[Part of a data file]
^^^^

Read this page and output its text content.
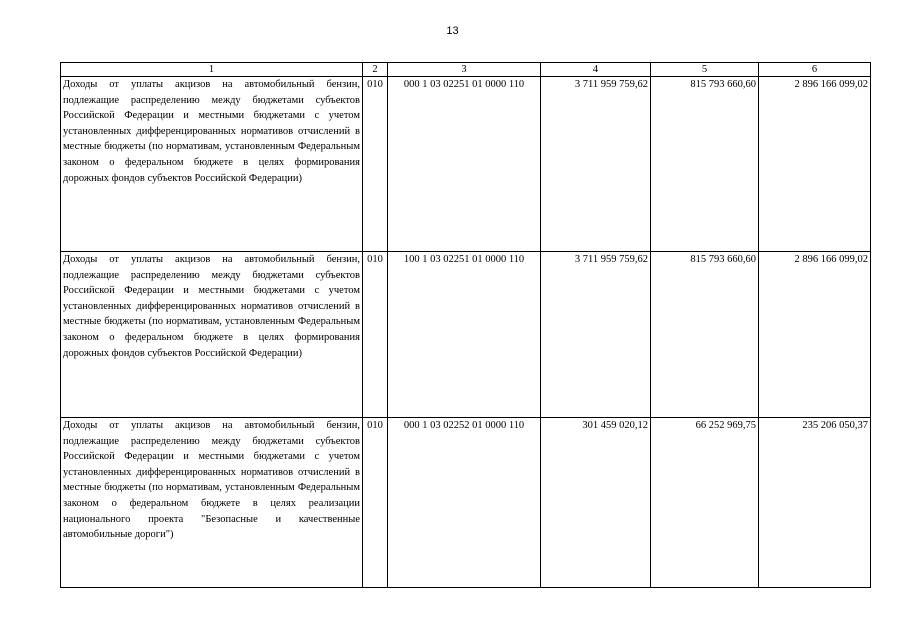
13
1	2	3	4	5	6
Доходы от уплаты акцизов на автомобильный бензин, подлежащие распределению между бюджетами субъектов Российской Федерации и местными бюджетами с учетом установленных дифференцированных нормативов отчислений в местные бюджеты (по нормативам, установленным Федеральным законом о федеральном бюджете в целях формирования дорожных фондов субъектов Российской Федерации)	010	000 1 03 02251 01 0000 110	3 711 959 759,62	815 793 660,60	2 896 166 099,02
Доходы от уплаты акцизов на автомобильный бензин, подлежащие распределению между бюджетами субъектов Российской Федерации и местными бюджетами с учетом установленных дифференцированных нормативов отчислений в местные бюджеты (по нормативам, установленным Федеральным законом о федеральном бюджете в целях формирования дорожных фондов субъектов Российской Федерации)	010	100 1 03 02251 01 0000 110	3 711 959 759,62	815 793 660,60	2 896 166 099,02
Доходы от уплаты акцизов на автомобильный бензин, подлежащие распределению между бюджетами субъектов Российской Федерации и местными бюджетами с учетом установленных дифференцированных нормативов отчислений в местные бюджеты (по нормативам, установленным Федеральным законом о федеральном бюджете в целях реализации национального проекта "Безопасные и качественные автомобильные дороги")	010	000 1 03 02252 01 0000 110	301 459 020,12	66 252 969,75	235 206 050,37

^^^^

- [Task statement]:
Return the listing above in full and without alteration, excluding its pictures.

- [Reply to the exercise]:
Read this page and output its text content.
13
1	2	3	4	5	6
Доходы от уплаты акцизов на автомобильный бензин, подлежащие распределению между бюджетами субъектов Российской Федерации и местными бюджетами с учетом установленных дифференцированных нормативов отчислений в местные бюджеты (по нормативам, установленным Федеральным законом о федеральном бюджете в целях формирования дорожных фондов субъектов Российской Федерации)	010	000 1 03 02251 01 0000 110	3 711 959 759,62	815 793 660,60	2 896 166 099,02
Доходы от уплаты акцизов на автомобильный бензин, подлежащие распределению между бюджетами субъектов Российской Федерации и местными бюджетами с учетом установленных дифференцированных нормативов отчислений в местные бюджеты (по нормативам, установленным Федеральным законом о федеральном бюджете в целях формирования дорожных фондов субъектов Российской Федерации)	010	100 1 03 02251 01 0000 110	3 711 959 759,62	815 793 660,60	2 896 166 099,02
Доходы от уплаты акцизов на автомобильный бензин, подлежащие распределению между бюджетами субъектов Российской Федерации и местными бюджетами с учетом установленных дифференцированных нормативов отчислений в местные бюджеты (по нормативам, установленным Федеральным законом о федеральном бюджете в целях реализации национального проекта "Безопасные и качественные автомобильные дороги")	010	000 1 03 02252 01 0000 110	301 459 020,12	66 252 969,75	235 206 050,37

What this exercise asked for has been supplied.